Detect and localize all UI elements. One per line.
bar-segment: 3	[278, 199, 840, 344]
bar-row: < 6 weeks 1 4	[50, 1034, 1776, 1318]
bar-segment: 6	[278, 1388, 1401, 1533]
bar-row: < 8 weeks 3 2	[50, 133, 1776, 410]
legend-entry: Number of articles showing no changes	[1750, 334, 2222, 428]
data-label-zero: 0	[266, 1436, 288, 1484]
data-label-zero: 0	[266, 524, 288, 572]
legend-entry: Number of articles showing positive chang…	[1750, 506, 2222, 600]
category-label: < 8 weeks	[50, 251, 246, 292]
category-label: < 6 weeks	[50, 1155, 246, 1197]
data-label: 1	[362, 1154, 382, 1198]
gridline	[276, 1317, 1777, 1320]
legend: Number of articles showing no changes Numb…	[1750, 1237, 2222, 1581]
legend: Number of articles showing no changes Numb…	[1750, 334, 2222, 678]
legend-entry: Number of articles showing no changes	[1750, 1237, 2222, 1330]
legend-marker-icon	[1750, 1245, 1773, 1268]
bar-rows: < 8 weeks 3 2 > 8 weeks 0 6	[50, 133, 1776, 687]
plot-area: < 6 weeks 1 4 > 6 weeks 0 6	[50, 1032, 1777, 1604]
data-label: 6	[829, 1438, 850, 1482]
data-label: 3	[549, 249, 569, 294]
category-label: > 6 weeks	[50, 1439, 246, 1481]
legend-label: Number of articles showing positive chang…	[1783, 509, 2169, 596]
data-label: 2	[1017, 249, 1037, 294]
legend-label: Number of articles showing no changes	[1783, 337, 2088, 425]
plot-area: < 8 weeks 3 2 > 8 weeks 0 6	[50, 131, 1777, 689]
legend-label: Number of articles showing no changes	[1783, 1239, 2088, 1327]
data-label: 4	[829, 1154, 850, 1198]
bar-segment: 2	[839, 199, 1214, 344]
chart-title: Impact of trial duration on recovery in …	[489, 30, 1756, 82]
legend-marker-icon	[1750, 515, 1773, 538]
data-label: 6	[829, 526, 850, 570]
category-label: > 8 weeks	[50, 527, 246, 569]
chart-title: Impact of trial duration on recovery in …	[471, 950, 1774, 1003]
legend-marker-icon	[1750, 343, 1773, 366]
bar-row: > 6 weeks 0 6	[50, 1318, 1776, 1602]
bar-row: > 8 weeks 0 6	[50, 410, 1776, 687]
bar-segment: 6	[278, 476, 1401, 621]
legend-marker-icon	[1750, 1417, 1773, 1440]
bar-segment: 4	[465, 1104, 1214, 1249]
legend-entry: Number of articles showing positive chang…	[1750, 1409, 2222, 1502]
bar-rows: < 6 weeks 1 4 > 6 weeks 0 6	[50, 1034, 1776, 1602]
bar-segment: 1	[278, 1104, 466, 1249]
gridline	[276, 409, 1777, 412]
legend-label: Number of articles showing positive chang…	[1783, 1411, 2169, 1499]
----------------------------------------
→ **BRIEF**: Recast the records as a JSON list of strings, one string per line and no blank lines. Cover them from the first line up to and including the line that contains "bar-row: > 6".

→ **SOLVED PROBLEM**:
[
  "Detect and localize all UI elements. One per line.",
  "bar-segment: 3\t[278, 199, 840, 344]",
  "bar-row: < 6 weeks 1 4\t[50, 1034, 1776, 1318]",
  "bar-segment: 6\t[278, 1388, 1401, 1533]",
  "bar-row: < 8 weeks 3 2\t[50, 133, 1776, 410]",
  "legend-entry: Number of articles showing no changes\t[1750, 334, 2222, 428]",
  "data-label-zero: 0\t[266, 1436, 288, 1484]",
  "data-label-zero: 0\t[266, 524, 288, 572]",
  "legend-entry: Number of articles showing positive chang…\t[1750, 506, 2222, 600]",
  "category-label: < 8 weeks\t[50, 251, 246, 292]",
  "category-label: < 6 weeks\t[50, 1155, 246, 1197]",
  "data-label: 1\t[362, 1154, 382, 1198]",
  "gridline\t[276, 1317, 1777, 1320]",
  "legend: Number of articles showing no changes Numb…\t[1750, 1237, 2222, 1581]",
  "legend: Number of articles showing no changes Numb…\t[1750, 334, 2222, 678]",
  "legend-entry: Number of articles showing no changes\t[1750, 1237, 2222, 1330]",
  "legend-marker-icon\t[1750, 1245, 1773, 1268]",
  "bar-rows: < 8 weeks 3 2 > 8 weeks 0 6\t[50, 133, 1776, 687]",
  "plot-area: < 6 weeks 1 4 > 6 weeks 0 6\t[50, 1032, 1777, 1604]",
  "data-label: 6\t[829, 1438, 850, 1482]",
  "data-label: 3\t[549, 249, 569, 294]",
  "category-label: > 6 weeks\t[50, 1439, 246, 1481]",
  "legend-label: Number of articles showing positive chang…\t[1783, 509, 2169, 596]",
  "data-label: 2\t[1017, 249, 1037, 294]",
  "legend-label: Number of articles showing no changes\t[1783, 337, 2088, 425]",
  "plot-area: < 8 weeks 3 2 > 8 weeks 0 6\t[50, 131, 1777, 689]",
  "legend-label: Number of articles showing no changes\t[1783, 1239, 2088, 1327]",
  "data-label: 4\t[829, 1154, 850, 1198]",
  "bar-segment: 2\t[839, 199, 1214, 344]",
  "chart-title: Impact of trial duration on recovery in …\t[489, 30, 1756, 82]",
  "legend-marker-icon\t[1750, 515, 1773, 538]",
  "data-label: 6\t[829, 526, 850, 570]",
  "category-label: > 8 weeks\t[50, 527, 246, 569]",
  "chart-title: Impact of trial duration on recovery in …\t[471, 950, 1774, 1003]",
  "legend-marker-icon\t[1750, 343, 1773, 366]",
  "bar-row: > 6 weeks 0 6\t[50, 1318, 1776, 1602]"
]